Every record must be transcribed in its entirety, apart from the images, which are to be omitted.

★ ★ ★ ★ ★

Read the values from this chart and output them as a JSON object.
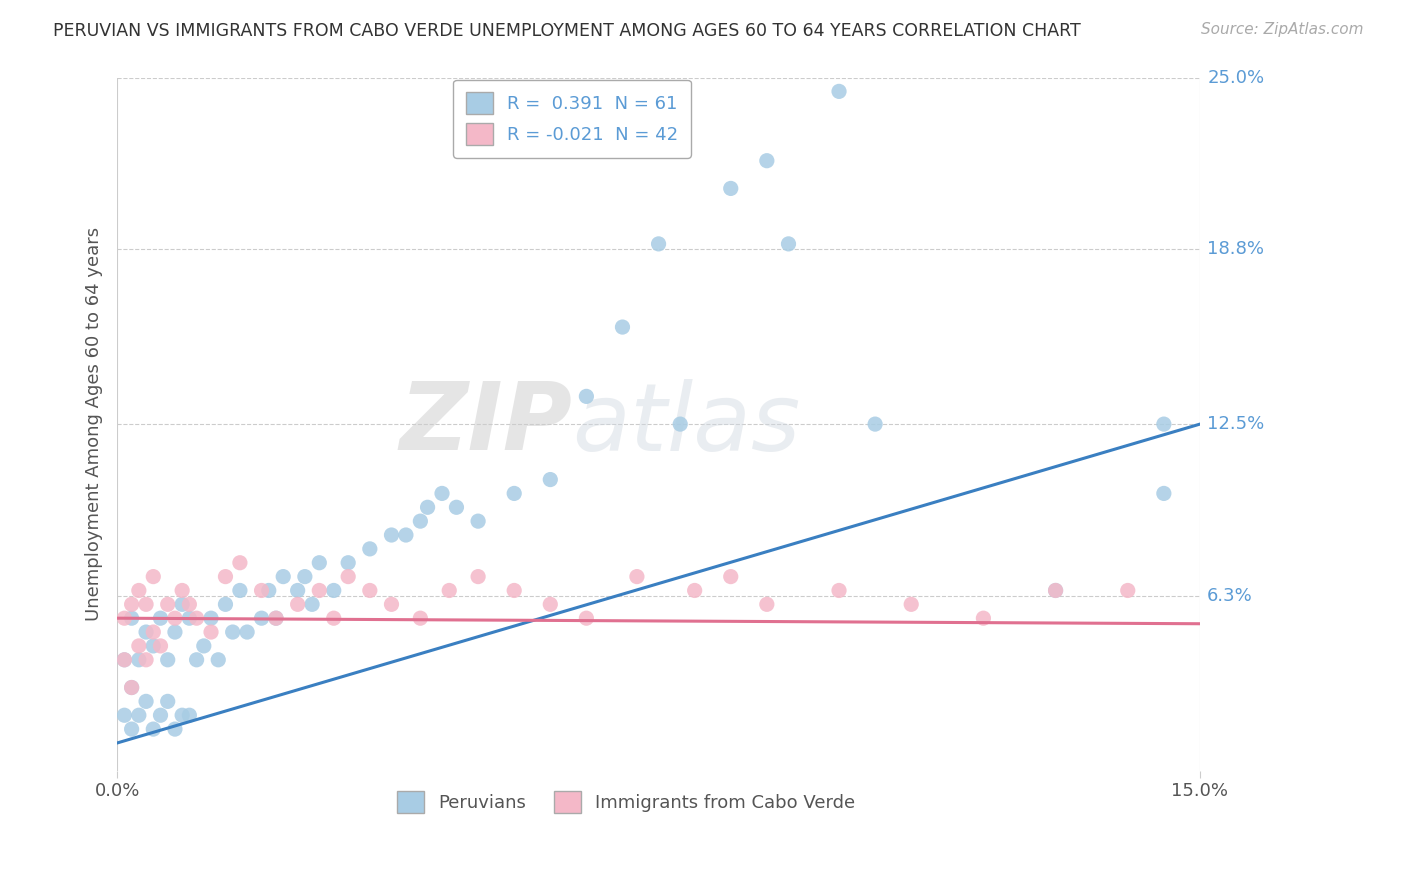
{
  "title": "PERUVIAN VS IMMIGRANTS FROM CABO VERDE UNEMPLOYMENT AMONG AGES 60 TO 64 YEARS CORRELATION CHART",
  "source": "Source: ZipAtlas.com",
  "ylabel": "Unemployment Among Ages 60 to 64 years",
  "xlim": [
    0.0,
    0.15
  ],
  "ylim": [
    0.0,
    0.25
  ],
  "xtick_labels": [
    "0.0%",
    "15.0%"
  ],
  "ytick_labels": [
    "6.3%",
    "12.5%",
    "18.8%",
    "25.0%"
  ],
  "ytick_values": [
    0.063,
    0.125,
    0.188,
    0.25
  ],
  "blue_R": 0.391,
  "blue_N": 61,
  "pink_R": -0.021,
  "pink_N": 42,
  "blue_color": "#a8cce4",
  "pink_color": "#f4b8c8",
  "blue_line_color": "#3a7fc1",
  "pink_line_color": "#e07090",
  "watermark_zip": "ZIP",
  "watermark_atlas": "atlas",
  "legend_blue_label": "Peruvians",
  "legend_pink_label": "Immigrants from Cabo Verde",
  "blue_trend_x": [
    0.0,
    0.15
  ],
  "blue_trend_y": [
    0.01,
    0.125
  ],
  "pink_trend_x": [
    0.0,
    0.15
  ],
  "pink_trend_y": [
    0.055,
    0.053
  ],
  "blue_pts_x": [
    0.001,
    0.001,
    0.002,
    0.002,
    0.002,
    0.003,
    0.003,
    0.004,
    0.004,
    0.005,
    0.005,
    0.006,
    0.006,
    0.007,
    0.007,
    0.008,
    0.008,
    0.009,
    0.009,
    0.01,
    0.01,
    0.011,
    0.012,
    0.013,
    0.014,
    0.015,
    0.016,
    0.017,
    0.018,
    0.02,
    0.021,
    0.022,
    0.023,
    0.025,
    0.026,
    0.027,
    0.028,
    0.03,
    0.032,
    0.035,
    0.038,
    0.04,
    0.042,
    0.043,
    0.045,
    0.047,
    0.05,
    0.055,
    0.06,
    0.065,
    0.07,
    0.075,
    0.078,
    0.085,
    0.09,
    0.093,
    0.1,
    0.105,
    0.13,
    0.145,
    0.145
  ],
  "blue_pts_y": [
    0.02,
    0.04,
    0.015,
    0.03,
    0.055,
    0.02,
    0.04,
    0.025,
    0.05,
    0.015,
    0.045,
    0.02,
    0.055,
    0.025,
    0.04,
    0.015,
    0.05,
    0.02,
    0.06,
    0.02,
    0.055,
    0.04,
    0.045,
    0.055,
    0.04,
    0.06,
    0.05,
    0.065,
    0.05,
    0.055,
    0.065,
    0.055,
    0.07,
    0.065,
    0.07,
    0.06,
    0.075,
    0.065,
    0.075,
    0.08,
    0.085,
    0.085,
    0.09,
    0.095,
    0.1,
    0.095,
    0.09,
    0.1,
    0.105,
    0.135,
    0.16,
    0.19,
    0.125,
    0.21,
    0.22,
    0.19,
    0.245,
    0.125,
    0.065,
    0.1,
    0.125
  ],
  "pink_pts_x": [
    0.001,
    0.001,
    0.002,
    0.002,
    0.003,
    0.003,
    0.004,
    0.004,
    0.005,
    0.005,
    0.006,
    0.007,
    0.008,
    0.009,
    0.01,
    0.011,
    0.013,
    0.015,
    0.017,
    0.02,
    0.022,
    0.025,
    0.028,
    0.03,
    0.032,
    0.035,
    0.038,
    0.042,
    0.046,
    0.05,
    0.055,
    0.06,
    0.065,
    0.072,
    0.08,
    0.085,
    0.09,
    0.1,
    0.11,
    0.12,
    0.13,
    0.14
  ],
  "pink_pts_y": [
    0.04,
    0.055,
    0.03,
    0.06,
    0.045,
    0.065,
    0.04,
    0.06,
    0.05,
    0.07,
    0.045,
    0.06,
    0.055,
    0.065,
    0.06,
    0.055,
    0.05,
    0.07,
    0.075,
    0.065,
    0.055,
    0.06,
    0.065,
    0.055,
    0.07,
    0.065,
    0.06,
    0.055,
    0.065,
    0.07,
    0.065,
    0.06,
    0.055,
    0.07,
    0.065,
    0.07,
    0.06,
    0.065,
    0.06,
    0.055,
    0.065,
    0.065
  ]
}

★ ★ ★ ★ ★

Exercise result
Read the values from this chart and output them as a JSON object.
{
  "title": "PERUVIAN VS IMMIGRANTS FROM CABO VERDE UNEMPLOYMENT AMONG AGES 60 TO 64 YEARS CORRELATION CHART",
  "source": "Source: ZipAtlas.com",
  "ylabel": "Unemployment Among Ages 60 to 64 years",
  "xlim": [
    0.0,
    0.15
  ],
  "ylim": [
    0.0,
    0.25
  ],
  "xtick_labels": [
    "0.0%",
    "15.0%"
  ],
  "ytick_labels": [
    "6.3%",
    "12.5%",
    "18.8%",
    "25.0%"
  ],
  "ytick_values": [
    0.063,
    0.125,
    0.188,
    0.25
  ],
  "blue_R": 0.391,
  "blue_N": 61,
  "pink_R": -0.021,
  "pink_N": 42,
  "blue_color": "#a8cce4",
  "pink_color": "#f4b8c8",
  "blue_line_color": "#3a7fc1",
  "pink_line_color": "#e07090",
  "watermark_zip": "ZIP",
  "watermark_atlas": "atlas",
  "legend_blue_label": "Peruvians",
  "legend_pink_label": "Immigrants from Cabo Verde",
  "blue_trend_x": [
    0.0,
    0.15
  ],
  "blue_trend_y": [
    0.01,
    0.125
  ],
  "pink_trend_x": [
    0.0,
    0.15
  ],
  "pink_trend_y": [
    0.055,
    0.053
  ],
  "blue_pts_x": [
    0.001,
    0.001,
    0.002,
    0.002,
    0.002,
    0.003,
    0.003,
    0.004,
    0.004,
    0.005,
    0.005,
    0.006,
    0.006,
    0.007,
    0.007,
    0.008,
    0.008,
    0.009,
    0.009,
    0.01,
    0.01,
    0.011,
    0.012,
    0.013,
    0.014,
    0.015,
    0.016,
    0.017,
    0.018,
    0.02,
    0.021,
    0.022,
    0.023,
    0.025,
    0.026,
    0.027,
    0.028,
    0.03,
    0.032,
    0.035,
    0.038,
    0.04,
    0.042,
    0.043,
    0.045,
    0.047,
    0.05,
    0.055,
    0.06,
    0.065,
    0.07,
    0.075,
    0.078,
    0.085,
    0.09,
    0.093,
    0.1,
    0.105,
    0.13,
    0.145,
    0.145
  ],
  "blue_pts_y": [
    0.02,
    0.04,
    0.015,
    0.03,
    0.055,
    0.02,
    0.04,
    0.025,
    0.05,
    0.015,
    0.045,
    0.02,
    0.055,
    0.025,
    0.04,
    0.015,
    0.05,
    0.02,
    0.06,
    0.02,
    0.055,
    0.04,
    0.045,
    0.055,
    0.04,
    0.06,
    0.05,
    0.065,
    0.05,
    0.055,
    0.065,
    0.055,
    0.07,
    0.065,
    0.07,
    0.06,
    0.075,
    0.065,
    0.075,
    0.08,
    0.085,
    0.085,
    0.09,
    0.095,
    0.1,
    0.095,
    0.09,
    0.1,
    0.105,
    0.135,
    0.16,
    0.19,
    0.125,
    0.21,
    0.22,
    0.19,
    0.245,
    0.125,
    0.065,
    0.1,
    0.125
  ],
  "pink_pts_x": [
    0.001,
    0.001,
    0.002,
    0.002,
    0.003,
    0.003,
    0.004,
    0.004,
    0.005,
    0.005,
    0.006,
    0.007,
    0.008,
    0.009,
    0.01,
    0.011,
    0.013,
    0.015,
    0.017,
    0.02,
    0.022,
    0.025,
    0.028,
    0.03,
    0.032,
    0.035,
    0.038,
    0.042,
    0.046,
    0.05,
    0.055,
    0.06,
    0.065,
    0.072,
    0.08,
    0.085,
    0.09,
    0.1,
    0.11,
    0.12,
    0.13,
    0.14
  ],
  "pink_pts_y": [
    0.04,
    0.055,
    0.03,
    0.06,
    0.045,
    0.065,
    0.04,
    0.06,
    0.05,
    0.07,
    0.045,
    0.06,
    0.055,
    0.065,
    0.06,
    0.055,
    0.05,
    0.07,
    0.075,
    0.065,
    0.055,
    0.06,
    0.065,
    0.055,
    0.07,
    0.065,
    0.06,
    0.055,
    0.065,
    0.07,
    0.065,
    0.06,
    0.055,
    0.07,
    0.065,
    0.07,
    0.06,
    0.065,
    0.06,
    0.055,
    0.065,
    0.065
  ]
}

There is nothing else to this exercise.